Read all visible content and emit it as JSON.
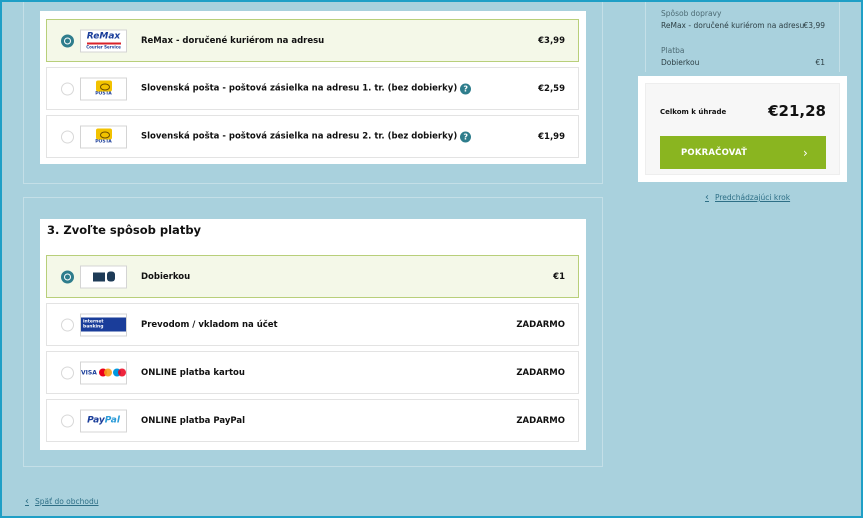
{
  "shipping": {
    "options": [
      {
        "label": "ReMax - doručené kuriérom na adresu",
        "price": "€3,99",
        "logo": "remax-logo",
        "selected": true,
        "help": false
      },
      {
        "label": "Slovenská pošta - poštová zásielka na adresu 1. tr. (bez dobierky)",
        "price": "€2,59",
        "logo": "posta-logo",
        "selected": false,
        "help": true
      },
      {
        "label": "Slovenská pošta - poštová zásielka na adresu 2. tr. (bez dobierky)",
        "price": "€1,99",
        "logo": "posta-logo",
        "selected": false,
        "help": true
      }
    ],
    "logos": {
      "remax_text": "ReMax",
      "remax_sub": "Courier Service",
      "posta_text": "POŠTA"
    }
  },
  "payment": {
    "title": "3. Zvoľte spôsob platby",
    "options": [
      {
        "label": "Dobierkou",
        "price": "€1",
        "logo": "cash-on-delivery-icon",
        "selected": true
      },
      {
        "label": "Prevodom / vkladom na účet",
        "price": "ZADARMO",
        "logo": "internet-banking-logo",
        "selected": false
      },
      {
        "label": "ONLINE platba kartou",
        "price": "ZADARMO",
        "logo": "card-brands-logo",
        "selected": false
      },
      {
        "label": "ONLINE platba PayPal",
        "price": "ZADARMO",
        "logo": "paypal-logo",
        "selected": false
      }
    ],
    "logos": {
      "internet_banking": "internet banking",
      "visa": "VISA",
      "paypal_pay": "Pay",
      "paypal_pal": "Pal"
    }
  },
  "summary": {
    "shipping_label": "Spôsob dopravy",
    "shipping_value": "ReMax - doručené kuriérom na adresu",
    "shipping_price": "€3,99",
    "payment_label": "Platba",
    "payment_value": "Dobierkou",
    "payment_price": "€1",
    "total_label": "Celkom k úhrade",
    "total_amount": "€21,28",
    "continue_label": "POKRAČOVAŤ"
  },
  "links": {
    "previous_step": "Predchádzajúci krok",
    "back_to_shop": "Späť do obchodu"
  },
  "colors": {
    "background": "#a9d1dd",
    "accent_green": "#8ab520",
    "radio_teal": "#2e7d8c",
    "selected_bg": "#f4f8e8"
  }
}
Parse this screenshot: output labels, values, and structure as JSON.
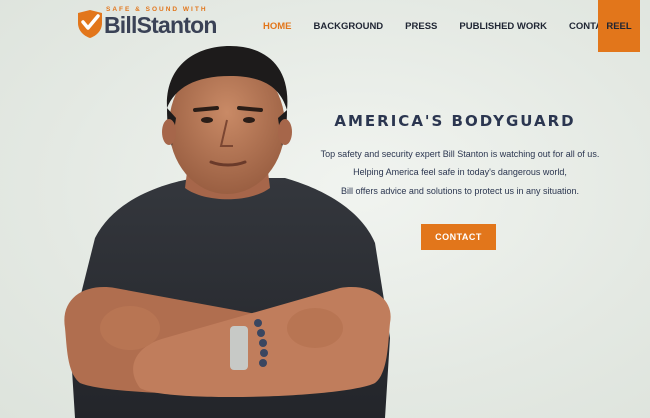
{
  "brand": {
    "tagline": "SAFE & SOUND WITH",
    "name": "BillStanton",
    "accent_color": "#e2761b",
    "text_color": "#3a4256"
  },
  "nav": {
    "items": [
      "HOME",
      "BACKGROUND",
      "PRESS",
      "PUBLISHED WORK",
      "CONTACT US"
    ],
    "active": "HOME",
    "reel_label": "REEL"
  },
  "hero": {
    "title": "AMERICA'S BODYGUARD",
    "lines": [
      "Top safety and security expert Bill Stanton is watching out for all of us.",
      "Helping America feel safe in today's dangerous world,",
      "Bill offers advice and solutions to protect us in any situation."
    ],
    "cta_label": "CONTACT"
  },
  "image": {
    "subject": "man-arms-crossed",
    "shirt_color": "#2c2e33",
    "skin_color": "#b97855"
  }
}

####################

What is expected
Return each line of the data that contains the string "dobierky".

Completed exercise
        "label": "Slovenská pošta - poštová zásielka na adresu 1. tr. (bez dobierky)",
        "label": "Slovenská pošta - poštová zásielka na adresu 2. tr. (bez dobierky)",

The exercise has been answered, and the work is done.